--- OBJECTIVE ---
Retype the material in full, keeping every word the same.

--- start of DATA TO PROCESS ---

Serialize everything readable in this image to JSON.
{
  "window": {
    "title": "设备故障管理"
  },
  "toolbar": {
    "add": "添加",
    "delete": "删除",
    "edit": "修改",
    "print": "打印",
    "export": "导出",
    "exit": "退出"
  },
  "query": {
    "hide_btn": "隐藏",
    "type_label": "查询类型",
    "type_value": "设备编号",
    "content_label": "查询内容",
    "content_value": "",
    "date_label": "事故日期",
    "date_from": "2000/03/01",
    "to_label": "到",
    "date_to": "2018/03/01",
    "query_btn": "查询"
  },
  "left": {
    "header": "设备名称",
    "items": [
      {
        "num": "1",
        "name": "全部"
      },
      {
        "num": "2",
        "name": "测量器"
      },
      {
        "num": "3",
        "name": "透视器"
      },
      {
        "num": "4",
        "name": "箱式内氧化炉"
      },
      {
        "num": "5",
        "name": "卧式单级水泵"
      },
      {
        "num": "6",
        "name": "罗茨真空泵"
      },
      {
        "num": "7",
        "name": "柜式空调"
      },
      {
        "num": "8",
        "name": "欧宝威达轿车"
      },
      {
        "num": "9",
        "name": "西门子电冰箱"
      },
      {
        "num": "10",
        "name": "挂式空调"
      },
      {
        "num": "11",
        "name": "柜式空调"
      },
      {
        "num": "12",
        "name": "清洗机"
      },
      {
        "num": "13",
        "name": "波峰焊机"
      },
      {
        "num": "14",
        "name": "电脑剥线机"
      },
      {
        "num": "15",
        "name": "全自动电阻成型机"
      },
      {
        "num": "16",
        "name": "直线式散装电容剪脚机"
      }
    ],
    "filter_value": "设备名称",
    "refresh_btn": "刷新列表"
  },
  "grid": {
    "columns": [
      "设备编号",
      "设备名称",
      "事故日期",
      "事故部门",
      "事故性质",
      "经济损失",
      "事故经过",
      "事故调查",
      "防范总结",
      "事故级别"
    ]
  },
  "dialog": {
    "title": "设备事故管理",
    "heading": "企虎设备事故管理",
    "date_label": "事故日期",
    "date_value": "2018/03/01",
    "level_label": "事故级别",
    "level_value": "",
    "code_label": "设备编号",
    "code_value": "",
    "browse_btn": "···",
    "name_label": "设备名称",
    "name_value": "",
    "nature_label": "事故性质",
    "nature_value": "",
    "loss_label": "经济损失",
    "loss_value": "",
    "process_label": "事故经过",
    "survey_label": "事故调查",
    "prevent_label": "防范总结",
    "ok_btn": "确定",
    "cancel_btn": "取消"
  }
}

--- end of DATA TO PROCESS ---

--- WRITTEN REPLY ---
Serialize everything readable in this image to JSON.
{
  "window": {
    "title": "设备故障管理"
  },
  "toolbar": {
    "add": "添加",
    "delete": "删除",
    "edit": "修改",
    "print": "打印",
    "export": "导出",
    "exit": "退出"
  },
  "query": {
    "hide_btn": "隐藏",
    "type_label": "查询类型",
    "type_value": "设备编号",
    "content_label": "查询内容",
    "content_value": "",
    "date_label": "事故日期",
    "date_from": "2000/03/01",
    "to_label": "到",
    "date_to": "2018/03/01",
    "query_btn": "查询"
  },
  "left": {
    "header": "设备名称",
    "items": [
      {
        "num": "1",
        "name": "全部"
      },
      {
        "num": "2",
        "name": "测量器"
      },
      {
        "num": "3",
        "name": "透视器"
      },
      {
        "num": "4",
        "name": "箱式内氧化炉"
      },
      {
        "num": "5",
        "name": "卧式单级水泵"
      },
      {
        "num": "6",
        "name": "罗茨真空泵"
      },
      {
        "num": "7",
        "name": "柜式空调"
      },
      {
        "num": "8",
        "name": "欧宝威达轿车"
      },
      {
        "num": "9",
        "name": "西门子电冰箱"
      },
      {
        "num": "10",
        "name": "挂式空调"
      },
      {
        "num": "11",
        "name": "柜式空调"
      },
      {
        "num": "12",
        "name": "清洗机"
      },
      {
        "num": "13",
        "name": "波峰焊机"
      },
      {
        "num": "14",
        "name": "电脑剥线机"
      },
      {
        "num": "15",
        "name": "全自动电阻成型机"
      },
      {
        "num": "16",
        "name": "直线式散装电容剪脚机"
      }
    ],
    "filter_value": "设备名称",
    "refresh_btn": "刷新列表"
  },
  "grid": {
    "columns": [
      "设备编号",
      "设备名称",
      "事故日期",
      "事故部门",
      "事故性质",
      "经济损失",
      "事故经过",
      "事故调查",
      "防范总结",
      "事故级别"
    ]
  },
  "dialog": {
    "title": "设备事故管理",
    "heading": "企虎设备事故管理",
    "date_label": "事故日期",
    "date_value": "2018/03/01",
    "level_label": "事故级别",
    "level_value": "",
    "code_label": "设备编号",
    "code_value": "",
    "browse_btn": "···",
    "name_label": "设备名称",
    "name_value": "",
    "nature_label": "事故性质",
    "nature_value": "",
    "loss_label": "经济损失",
    "loss_value": "",
    "process_label": "事故经过",
    "survey_label": "事故调查",
    "prevent_label": "防范总结",
    "ok_btn": "确定",
    "cancel_btn": "取消"
  }
}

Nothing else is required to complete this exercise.